## Records supplied
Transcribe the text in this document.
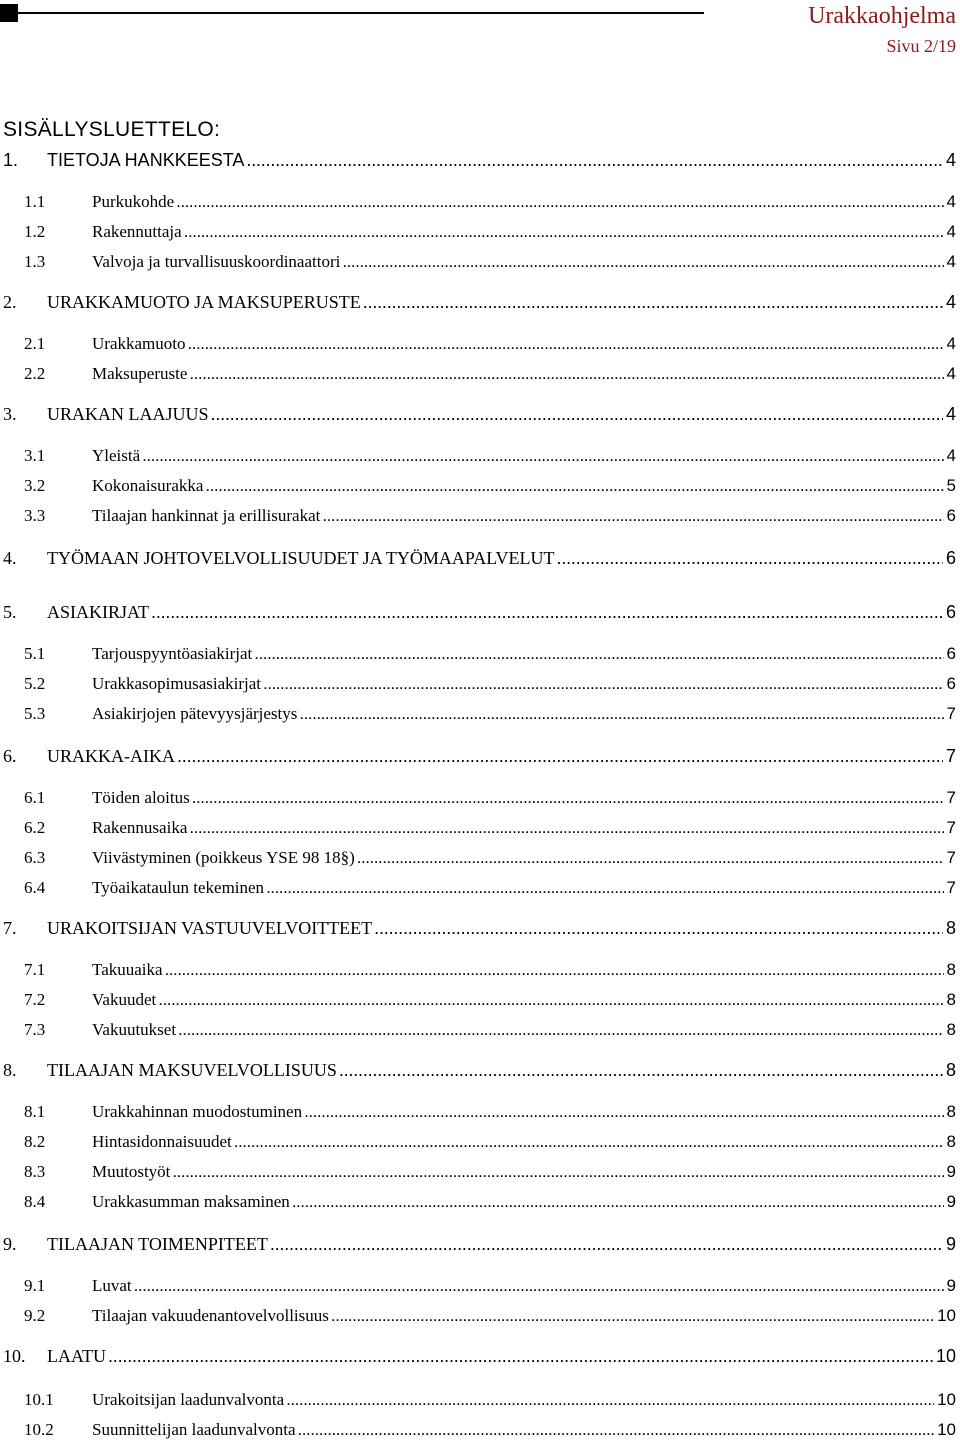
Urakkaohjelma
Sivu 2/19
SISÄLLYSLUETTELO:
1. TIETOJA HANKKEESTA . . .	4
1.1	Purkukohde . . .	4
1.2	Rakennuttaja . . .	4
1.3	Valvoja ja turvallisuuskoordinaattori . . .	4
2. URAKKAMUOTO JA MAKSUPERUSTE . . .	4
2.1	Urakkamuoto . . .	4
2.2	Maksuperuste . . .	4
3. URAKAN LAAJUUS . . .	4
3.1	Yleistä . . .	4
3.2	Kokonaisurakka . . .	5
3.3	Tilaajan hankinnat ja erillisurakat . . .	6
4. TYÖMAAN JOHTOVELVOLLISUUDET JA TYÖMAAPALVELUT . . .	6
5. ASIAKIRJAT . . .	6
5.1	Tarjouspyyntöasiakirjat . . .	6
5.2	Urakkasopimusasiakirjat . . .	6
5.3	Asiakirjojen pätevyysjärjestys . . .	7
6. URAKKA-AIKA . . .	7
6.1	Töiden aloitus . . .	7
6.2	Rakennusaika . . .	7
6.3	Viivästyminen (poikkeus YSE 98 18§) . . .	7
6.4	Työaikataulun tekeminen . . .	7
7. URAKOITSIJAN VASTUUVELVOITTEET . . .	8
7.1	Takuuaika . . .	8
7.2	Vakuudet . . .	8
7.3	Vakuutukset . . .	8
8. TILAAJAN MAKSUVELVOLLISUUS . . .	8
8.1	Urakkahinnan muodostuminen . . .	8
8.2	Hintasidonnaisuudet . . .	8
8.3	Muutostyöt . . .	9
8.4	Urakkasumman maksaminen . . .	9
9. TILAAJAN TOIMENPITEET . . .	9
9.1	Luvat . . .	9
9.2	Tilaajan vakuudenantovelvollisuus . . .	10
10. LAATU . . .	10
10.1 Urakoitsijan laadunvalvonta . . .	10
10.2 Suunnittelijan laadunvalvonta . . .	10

## Exercise description
Leave out the pictures and output every record above precisely as given.

## Complete output
Transcribe the text in this document.
Urakkaohjelma
Sivu 2/19
SISÄLLYSLUETTELO:
1. TIETOJA HANKKEESTA . . .	4
1.1	Purkukohde . . .	4
1.2	Rakennuttaja . . .	4
1.3	Valvoja ja turvallisuuskoordinaattori . . .	4
2. URAKKAMUOTO JA MAKSUPERUSTE . . .	4
2.1	Urakkamuoto . . .	4
2.2	Maksuperuste . . .	4
3. URAKAN LAAJUUS . . .	4
3.1	Yleistä . . .	4
3.2	Kokonaisurakka . . .	5
3.3	Tilaajan hankinnat ja erillisurakat . . .	6
4. TYÖMAAN JOHTOVELVOLLISUUDET JA TYÖMAAPALVELUT . . .	6
5. ASIAKIRJAT . . .	6
5.1	Tarjouspyyntöasiakirjat . . .	6
5.2	Urakkasopimusasiakirjat . . .	6
5.3	Asiakirjojen pätevyysjärjestys . . .	7
6. URAKKA-AIKA . . .	7
6.1	Töiden aloitus . . .	7
6.2	Rakennusaika . . .	7
6.3	Viivästyminen (poikkeus YSE 98 18§) . . .	7
6.4	Työaikataulun tekeminen . . .	7
7. URAKOITSIJAN VASTUUVELVOITTEET . . .	8
7.1	Takuuaika . . .	8
7.2	Vakuudet . . .	8
7.3	Vakuutukset . . .	8
8. TILAAJAN MAKSUVELVOLLISUUS . . .	8
8.1	Urakkahinnan muodostuminen . . .	8
8.2	Hintasidonnaisuudet . . .	8
8.3	Muutostyöt . . .	9
8.4	Urakkasumman maksaminen . . .	9
9. TILAAJAN TOIMENPITEET . . .	9
9.1	Luvat . . .	9
9.2	Tilaajan vakuudenantovelvollisuus . . .	10
10. LAATU . . .	10
10.1 Urakoitsijan laadunvalvonta . . .	10
10.2 Suunnittelijan laadunvalvonta . . .	10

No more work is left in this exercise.